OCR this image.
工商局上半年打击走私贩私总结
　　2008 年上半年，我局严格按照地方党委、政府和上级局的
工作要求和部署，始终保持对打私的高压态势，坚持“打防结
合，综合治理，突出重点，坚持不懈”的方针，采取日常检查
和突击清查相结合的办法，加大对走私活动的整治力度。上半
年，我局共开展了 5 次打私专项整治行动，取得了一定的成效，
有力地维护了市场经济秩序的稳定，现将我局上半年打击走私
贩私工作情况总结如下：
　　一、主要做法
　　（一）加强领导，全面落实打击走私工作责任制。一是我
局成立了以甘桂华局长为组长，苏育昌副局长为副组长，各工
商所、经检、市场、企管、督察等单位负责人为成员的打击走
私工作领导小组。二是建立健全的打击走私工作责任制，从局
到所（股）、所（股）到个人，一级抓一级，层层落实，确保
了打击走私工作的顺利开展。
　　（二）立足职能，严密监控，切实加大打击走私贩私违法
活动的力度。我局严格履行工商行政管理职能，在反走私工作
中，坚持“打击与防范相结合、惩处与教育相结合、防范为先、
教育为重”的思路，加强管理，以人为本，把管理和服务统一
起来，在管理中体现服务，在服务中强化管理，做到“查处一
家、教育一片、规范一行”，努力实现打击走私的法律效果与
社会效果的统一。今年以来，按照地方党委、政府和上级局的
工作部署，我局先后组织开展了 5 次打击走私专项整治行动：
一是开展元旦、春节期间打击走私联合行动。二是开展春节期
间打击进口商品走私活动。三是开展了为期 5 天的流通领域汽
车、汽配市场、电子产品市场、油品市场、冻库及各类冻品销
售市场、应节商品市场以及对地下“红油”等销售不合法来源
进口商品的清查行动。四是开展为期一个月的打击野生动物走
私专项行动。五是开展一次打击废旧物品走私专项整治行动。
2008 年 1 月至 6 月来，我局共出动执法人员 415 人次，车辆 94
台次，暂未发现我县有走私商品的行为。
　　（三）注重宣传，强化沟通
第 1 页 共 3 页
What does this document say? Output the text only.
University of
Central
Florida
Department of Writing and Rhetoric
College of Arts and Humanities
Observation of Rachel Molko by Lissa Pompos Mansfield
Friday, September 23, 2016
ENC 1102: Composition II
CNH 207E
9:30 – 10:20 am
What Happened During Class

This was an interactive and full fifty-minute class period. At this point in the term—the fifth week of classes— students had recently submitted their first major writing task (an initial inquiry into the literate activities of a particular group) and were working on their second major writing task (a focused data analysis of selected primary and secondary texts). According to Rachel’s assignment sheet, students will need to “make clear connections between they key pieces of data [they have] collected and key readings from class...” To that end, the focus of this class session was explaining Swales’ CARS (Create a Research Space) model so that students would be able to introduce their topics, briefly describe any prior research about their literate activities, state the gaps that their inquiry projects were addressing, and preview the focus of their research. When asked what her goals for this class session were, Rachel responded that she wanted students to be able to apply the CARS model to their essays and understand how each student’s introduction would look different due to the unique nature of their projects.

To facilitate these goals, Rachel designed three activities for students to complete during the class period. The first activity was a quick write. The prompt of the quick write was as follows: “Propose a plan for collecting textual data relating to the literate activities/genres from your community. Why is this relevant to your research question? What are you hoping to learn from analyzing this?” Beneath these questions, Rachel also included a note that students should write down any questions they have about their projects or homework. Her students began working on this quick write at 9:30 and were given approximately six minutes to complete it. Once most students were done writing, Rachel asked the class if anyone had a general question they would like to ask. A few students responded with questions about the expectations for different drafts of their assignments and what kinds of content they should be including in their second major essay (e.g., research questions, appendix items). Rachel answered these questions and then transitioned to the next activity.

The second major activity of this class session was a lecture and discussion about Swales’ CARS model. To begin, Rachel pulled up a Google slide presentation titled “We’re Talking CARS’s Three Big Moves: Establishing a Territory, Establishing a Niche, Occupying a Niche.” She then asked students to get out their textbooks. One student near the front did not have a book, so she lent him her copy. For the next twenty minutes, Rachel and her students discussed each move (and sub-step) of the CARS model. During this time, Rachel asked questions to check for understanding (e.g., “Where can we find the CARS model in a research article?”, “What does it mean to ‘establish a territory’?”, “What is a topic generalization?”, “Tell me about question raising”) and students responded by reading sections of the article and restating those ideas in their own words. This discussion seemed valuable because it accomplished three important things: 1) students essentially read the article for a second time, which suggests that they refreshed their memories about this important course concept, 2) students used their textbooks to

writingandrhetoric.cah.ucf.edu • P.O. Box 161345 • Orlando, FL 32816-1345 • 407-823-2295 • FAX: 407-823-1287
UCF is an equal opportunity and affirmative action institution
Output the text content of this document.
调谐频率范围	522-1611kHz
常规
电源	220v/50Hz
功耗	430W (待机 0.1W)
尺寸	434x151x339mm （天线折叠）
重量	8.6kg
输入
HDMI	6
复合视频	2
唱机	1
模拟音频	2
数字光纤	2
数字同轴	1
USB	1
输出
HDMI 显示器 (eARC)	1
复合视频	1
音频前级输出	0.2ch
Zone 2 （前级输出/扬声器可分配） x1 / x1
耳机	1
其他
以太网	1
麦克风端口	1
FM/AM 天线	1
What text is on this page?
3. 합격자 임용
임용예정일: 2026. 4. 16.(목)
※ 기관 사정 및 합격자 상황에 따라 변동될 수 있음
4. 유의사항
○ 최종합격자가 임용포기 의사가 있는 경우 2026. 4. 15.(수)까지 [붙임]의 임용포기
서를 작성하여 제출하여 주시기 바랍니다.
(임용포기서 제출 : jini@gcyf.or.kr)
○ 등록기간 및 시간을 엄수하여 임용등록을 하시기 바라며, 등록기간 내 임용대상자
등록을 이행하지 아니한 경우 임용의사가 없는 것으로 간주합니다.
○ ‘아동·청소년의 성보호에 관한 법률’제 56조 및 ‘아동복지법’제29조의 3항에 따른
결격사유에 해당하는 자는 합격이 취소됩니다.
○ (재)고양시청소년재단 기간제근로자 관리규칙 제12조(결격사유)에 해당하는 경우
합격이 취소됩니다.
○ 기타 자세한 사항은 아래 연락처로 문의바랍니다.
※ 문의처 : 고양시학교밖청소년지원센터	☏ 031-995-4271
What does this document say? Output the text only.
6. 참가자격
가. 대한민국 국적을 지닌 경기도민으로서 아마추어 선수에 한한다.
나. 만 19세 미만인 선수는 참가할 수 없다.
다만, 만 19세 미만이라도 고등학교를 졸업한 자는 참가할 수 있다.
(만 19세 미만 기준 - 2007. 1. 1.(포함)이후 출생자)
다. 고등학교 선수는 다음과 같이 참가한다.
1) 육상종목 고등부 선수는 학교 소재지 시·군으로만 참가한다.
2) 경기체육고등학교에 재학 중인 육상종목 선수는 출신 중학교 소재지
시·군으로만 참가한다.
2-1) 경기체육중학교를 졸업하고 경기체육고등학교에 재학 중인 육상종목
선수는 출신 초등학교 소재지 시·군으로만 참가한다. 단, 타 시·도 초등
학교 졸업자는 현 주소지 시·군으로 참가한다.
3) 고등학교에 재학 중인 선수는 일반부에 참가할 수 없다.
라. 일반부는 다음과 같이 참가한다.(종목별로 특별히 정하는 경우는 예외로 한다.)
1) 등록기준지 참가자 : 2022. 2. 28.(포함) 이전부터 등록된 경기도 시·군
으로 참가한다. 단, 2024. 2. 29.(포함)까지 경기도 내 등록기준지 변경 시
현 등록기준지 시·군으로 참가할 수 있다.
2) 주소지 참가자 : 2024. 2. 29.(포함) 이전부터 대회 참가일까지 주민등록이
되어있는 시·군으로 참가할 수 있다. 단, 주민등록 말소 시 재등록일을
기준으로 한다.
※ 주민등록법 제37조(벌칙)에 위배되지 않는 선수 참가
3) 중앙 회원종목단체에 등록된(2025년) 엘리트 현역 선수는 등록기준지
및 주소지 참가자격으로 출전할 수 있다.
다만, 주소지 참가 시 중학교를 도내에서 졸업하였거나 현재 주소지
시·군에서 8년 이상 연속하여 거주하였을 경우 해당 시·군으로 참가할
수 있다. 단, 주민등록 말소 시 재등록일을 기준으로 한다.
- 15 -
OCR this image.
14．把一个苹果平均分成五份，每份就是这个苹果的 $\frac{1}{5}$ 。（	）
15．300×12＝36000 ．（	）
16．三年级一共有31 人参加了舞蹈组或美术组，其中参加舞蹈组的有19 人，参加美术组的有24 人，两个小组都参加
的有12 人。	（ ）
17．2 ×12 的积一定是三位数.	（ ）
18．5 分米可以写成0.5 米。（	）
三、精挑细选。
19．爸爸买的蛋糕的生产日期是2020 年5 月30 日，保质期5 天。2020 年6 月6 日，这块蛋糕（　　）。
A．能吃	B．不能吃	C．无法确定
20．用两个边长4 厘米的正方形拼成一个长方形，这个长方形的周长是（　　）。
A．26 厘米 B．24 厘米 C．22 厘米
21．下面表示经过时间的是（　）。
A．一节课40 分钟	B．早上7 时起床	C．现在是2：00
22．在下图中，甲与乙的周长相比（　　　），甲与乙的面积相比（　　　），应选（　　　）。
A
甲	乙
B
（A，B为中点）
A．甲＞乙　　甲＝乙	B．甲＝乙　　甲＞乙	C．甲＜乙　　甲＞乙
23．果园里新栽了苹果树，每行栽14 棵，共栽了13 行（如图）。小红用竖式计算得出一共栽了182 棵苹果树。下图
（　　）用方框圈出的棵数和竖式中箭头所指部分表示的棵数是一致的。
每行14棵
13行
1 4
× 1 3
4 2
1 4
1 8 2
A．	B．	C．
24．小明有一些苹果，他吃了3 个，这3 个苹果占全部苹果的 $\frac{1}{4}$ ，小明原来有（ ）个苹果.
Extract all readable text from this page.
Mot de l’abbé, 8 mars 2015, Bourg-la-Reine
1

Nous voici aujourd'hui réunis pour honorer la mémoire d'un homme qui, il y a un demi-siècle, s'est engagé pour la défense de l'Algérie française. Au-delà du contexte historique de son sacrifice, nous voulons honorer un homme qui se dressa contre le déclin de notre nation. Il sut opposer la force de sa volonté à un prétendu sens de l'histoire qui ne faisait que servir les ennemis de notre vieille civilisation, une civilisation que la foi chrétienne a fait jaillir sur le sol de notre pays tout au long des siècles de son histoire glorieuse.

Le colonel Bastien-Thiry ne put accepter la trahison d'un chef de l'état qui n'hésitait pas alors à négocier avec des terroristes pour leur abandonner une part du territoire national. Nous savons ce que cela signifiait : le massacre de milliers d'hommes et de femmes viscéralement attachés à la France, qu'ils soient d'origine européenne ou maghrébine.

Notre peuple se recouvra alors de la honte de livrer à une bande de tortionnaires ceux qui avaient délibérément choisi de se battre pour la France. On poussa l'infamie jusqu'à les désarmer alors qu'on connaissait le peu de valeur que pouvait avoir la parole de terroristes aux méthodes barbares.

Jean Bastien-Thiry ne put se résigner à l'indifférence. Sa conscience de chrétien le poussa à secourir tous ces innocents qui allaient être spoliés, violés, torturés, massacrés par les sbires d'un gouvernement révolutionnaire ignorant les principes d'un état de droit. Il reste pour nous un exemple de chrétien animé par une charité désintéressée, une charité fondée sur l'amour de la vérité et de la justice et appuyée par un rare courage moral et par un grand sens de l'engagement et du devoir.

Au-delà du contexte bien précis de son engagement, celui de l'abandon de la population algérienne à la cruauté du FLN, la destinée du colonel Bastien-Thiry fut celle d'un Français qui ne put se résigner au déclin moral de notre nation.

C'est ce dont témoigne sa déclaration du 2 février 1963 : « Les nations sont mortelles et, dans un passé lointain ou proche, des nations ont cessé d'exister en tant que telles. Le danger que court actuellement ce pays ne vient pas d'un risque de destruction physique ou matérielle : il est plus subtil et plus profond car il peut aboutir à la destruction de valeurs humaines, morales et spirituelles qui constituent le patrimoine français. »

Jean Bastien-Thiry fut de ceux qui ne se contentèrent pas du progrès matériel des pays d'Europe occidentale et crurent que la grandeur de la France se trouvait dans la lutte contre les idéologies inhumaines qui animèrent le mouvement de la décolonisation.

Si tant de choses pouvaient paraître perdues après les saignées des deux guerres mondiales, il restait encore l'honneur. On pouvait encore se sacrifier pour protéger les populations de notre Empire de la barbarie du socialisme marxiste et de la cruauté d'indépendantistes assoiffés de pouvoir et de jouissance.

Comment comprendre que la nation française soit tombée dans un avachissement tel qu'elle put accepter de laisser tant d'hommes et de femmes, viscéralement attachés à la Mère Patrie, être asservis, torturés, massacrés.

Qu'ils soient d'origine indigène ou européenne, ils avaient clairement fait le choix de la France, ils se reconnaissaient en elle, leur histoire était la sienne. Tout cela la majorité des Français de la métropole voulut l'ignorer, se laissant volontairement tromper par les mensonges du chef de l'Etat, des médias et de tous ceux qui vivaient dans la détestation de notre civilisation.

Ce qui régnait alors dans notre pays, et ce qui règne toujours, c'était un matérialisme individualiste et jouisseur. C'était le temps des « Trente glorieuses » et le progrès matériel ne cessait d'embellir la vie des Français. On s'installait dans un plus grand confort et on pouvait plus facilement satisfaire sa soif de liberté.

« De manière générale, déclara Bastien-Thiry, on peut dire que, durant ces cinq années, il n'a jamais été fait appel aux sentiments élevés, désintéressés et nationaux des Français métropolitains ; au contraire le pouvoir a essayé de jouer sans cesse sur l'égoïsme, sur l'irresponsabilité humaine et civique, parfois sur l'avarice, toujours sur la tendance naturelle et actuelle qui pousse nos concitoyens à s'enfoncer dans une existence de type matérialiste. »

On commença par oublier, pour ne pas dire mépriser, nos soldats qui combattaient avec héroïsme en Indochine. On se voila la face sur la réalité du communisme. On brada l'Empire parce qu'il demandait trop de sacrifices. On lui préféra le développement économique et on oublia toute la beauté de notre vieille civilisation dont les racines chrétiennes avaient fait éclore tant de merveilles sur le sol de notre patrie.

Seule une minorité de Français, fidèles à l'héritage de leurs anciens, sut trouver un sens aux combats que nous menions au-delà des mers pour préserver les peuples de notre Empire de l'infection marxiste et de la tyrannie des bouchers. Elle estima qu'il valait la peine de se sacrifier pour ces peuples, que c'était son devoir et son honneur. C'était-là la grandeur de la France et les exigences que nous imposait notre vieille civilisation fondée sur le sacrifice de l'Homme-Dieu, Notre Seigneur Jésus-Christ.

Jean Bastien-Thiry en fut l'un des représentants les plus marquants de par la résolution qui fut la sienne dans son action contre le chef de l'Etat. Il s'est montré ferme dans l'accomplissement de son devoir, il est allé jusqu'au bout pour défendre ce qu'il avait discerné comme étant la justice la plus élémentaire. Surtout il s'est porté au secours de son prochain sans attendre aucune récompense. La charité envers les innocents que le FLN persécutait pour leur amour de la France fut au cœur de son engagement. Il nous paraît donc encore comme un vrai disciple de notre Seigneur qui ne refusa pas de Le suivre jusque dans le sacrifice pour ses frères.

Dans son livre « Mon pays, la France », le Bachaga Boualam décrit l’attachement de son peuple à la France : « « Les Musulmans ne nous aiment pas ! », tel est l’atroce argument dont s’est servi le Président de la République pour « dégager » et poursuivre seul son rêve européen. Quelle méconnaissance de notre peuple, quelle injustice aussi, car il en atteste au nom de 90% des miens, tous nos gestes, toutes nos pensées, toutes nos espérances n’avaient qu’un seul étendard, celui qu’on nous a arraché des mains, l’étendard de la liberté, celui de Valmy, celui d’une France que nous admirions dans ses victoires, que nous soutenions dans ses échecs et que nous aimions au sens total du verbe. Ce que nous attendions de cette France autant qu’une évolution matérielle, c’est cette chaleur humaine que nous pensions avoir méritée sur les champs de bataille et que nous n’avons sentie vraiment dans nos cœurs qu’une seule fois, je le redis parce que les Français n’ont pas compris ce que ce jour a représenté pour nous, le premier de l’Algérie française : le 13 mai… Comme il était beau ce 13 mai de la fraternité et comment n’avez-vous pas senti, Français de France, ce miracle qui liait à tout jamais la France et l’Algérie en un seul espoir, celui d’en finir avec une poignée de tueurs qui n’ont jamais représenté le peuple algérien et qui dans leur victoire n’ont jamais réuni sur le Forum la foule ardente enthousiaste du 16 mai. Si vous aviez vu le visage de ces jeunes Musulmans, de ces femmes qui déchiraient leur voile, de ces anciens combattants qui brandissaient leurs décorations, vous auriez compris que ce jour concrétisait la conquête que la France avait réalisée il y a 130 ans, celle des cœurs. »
----
--- DIRECTION ---
Locate the word "등록기준지" in the data above. Copy every line carrying it.

--- REPLY ---
1) 등록기준지 참가자 : 2022. 2. 28.(포함) 이전부터 등록된 경기도 시·군
으로 참가한다. 단, 2024. 2. 29.(포함)까지 경기도 내 등록기준지 변경 시
현 등록기준지 시·군으로 참가할 수 있다.
3) 중앙 회원종목단체에 등록된(2025년) 엘리트 현역 선수는 등록기준지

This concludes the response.